Items from a figure collection
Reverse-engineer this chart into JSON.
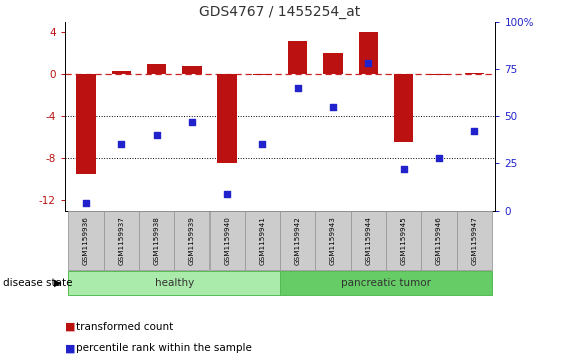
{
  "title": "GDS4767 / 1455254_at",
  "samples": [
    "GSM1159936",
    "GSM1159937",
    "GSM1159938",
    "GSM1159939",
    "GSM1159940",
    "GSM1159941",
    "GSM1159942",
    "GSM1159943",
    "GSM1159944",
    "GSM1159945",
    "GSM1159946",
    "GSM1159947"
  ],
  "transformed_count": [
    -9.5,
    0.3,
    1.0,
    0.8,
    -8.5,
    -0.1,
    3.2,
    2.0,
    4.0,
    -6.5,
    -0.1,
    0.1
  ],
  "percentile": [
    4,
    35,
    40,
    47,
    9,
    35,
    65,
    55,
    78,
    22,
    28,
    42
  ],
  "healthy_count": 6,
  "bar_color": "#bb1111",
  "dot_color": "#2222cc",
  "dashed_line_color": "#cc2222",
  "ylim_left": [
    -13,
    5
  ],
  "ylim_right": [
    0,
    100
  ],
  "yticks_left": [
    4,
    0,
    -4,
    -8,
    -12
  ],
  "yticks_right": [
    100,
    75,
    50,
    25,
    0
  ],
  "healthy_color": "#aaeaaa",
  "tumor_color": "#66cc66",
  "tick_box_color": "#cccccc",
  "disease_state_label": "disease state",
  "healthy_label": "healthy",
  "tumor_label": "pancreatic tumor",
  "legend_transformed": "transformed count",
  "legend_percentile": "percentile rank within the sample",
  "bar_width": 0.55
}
* * *
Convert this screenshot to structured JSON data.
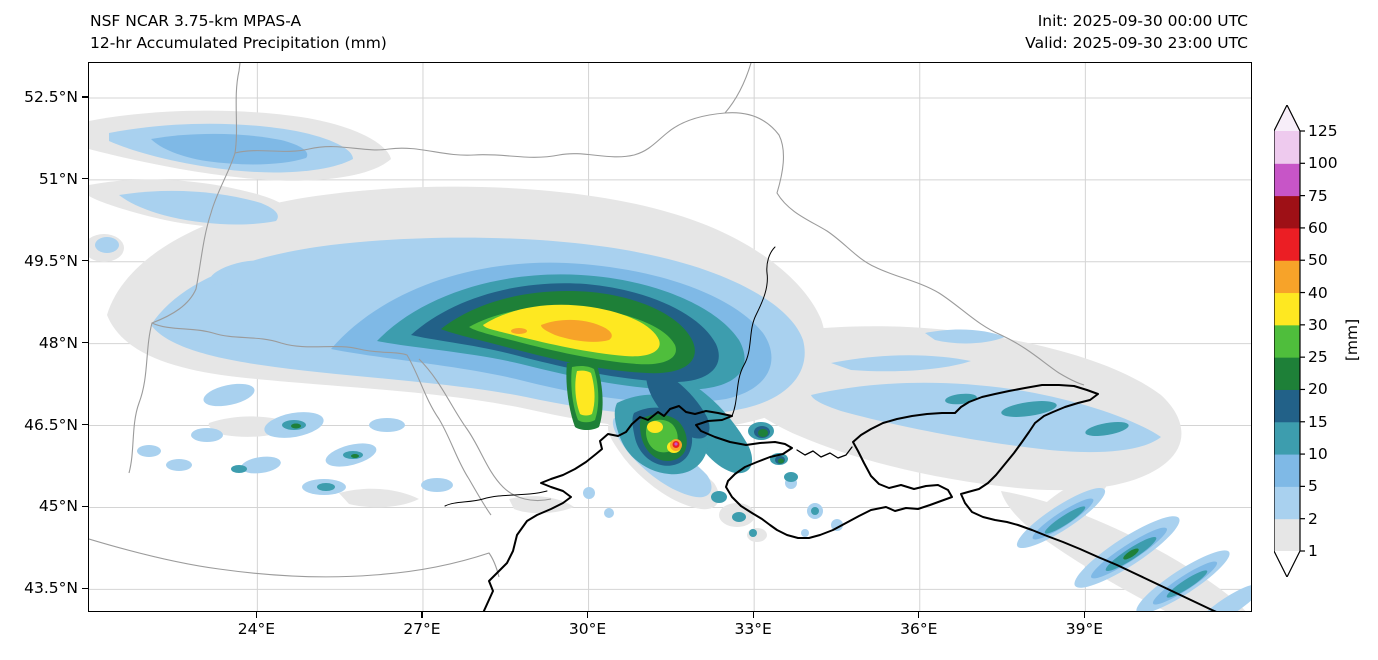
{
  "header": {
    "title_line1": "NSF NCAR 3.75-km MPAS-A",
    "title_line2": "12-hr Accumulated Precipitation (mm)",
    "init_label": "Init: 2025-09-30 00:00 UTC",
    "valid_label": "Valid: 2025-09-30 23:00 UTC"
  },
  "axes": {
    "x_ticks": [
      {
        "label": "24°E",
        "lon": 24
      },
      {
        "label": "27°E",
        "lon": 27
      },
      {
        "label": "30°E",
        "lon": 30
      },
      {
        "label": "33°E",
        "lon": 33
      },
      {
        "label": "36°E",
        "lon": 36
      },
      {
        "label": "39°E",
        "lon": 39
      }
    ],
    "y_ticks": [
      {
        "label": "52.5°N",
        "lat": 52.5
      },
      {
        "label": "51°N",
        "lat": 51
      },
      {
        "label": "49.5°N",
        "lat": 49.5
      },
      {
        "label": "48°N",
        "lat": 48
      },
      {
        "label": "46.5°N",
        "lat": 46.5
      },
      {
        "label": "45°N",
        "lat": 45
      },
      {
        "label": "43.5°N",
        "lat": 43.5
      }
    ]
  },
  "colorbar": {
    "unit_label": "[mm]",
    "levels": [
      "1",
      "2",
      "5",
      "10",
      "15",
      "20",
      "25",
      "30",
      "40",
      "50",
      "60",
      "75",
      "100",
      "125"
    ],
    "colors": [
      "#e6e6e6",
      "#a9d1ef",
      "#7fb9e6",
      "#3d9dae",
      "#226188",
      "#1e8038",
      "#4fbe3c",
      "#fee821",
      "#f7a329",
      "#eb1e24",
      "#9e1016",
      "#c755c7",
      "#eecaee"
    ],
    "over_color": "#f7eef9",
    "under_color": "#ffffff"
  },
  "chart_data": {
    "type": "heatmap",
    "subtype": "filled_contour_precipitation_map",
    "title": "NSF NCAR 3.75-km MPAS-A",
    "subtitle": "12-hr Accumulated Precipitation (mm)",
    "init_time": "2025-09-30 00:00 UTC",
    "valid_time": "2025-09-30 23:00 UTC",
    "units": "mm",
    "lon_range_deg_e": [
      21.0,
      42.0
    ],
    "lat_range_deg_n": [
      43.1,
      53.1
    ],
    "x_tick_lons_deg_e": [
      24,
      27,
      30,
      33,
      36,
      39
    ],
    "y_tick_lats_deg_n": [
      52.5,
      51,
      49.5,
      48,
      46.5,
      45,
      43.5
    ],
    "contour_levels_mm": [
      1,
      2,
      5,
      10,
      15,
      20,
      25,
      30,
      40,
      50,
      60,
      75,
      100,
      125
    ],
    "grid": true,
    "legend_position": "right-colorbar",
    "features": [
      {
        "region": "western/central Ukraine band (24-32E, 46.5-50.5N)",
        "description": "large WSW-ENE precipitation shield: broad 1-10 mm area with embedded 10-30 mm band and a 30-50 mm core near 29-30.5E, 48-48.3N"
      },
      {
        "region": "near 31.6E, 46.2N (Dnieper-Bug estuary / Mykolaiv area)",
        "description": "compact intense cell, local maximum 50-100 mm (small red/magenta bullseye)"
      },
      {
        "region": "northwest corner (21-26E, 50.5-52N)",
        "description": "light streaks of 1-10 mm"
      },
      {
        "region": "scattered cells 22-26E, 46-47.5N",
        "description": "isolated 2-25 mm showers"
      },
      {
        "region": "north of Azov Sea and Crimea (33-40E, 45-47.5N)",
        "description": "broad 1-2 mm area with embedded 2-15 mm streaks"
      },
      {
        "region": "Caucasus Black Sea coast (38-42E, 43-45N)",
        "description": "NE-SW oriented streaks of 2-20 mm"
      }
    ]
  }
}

• **YOUR OBJECTIVE**
Out of the entries, report each line that contains the word "embedded".

• **ANSWER FOR THE TASK**
        "description": "large WSW-ENE precipitation shield: broad 1-10 mm area with embedded 10-30 mm band and a 30-50 mm core near 29-30.5E, 48-48.3N"
        "description": "broad 1-2 mm area with embedded 2-15 mm streaks"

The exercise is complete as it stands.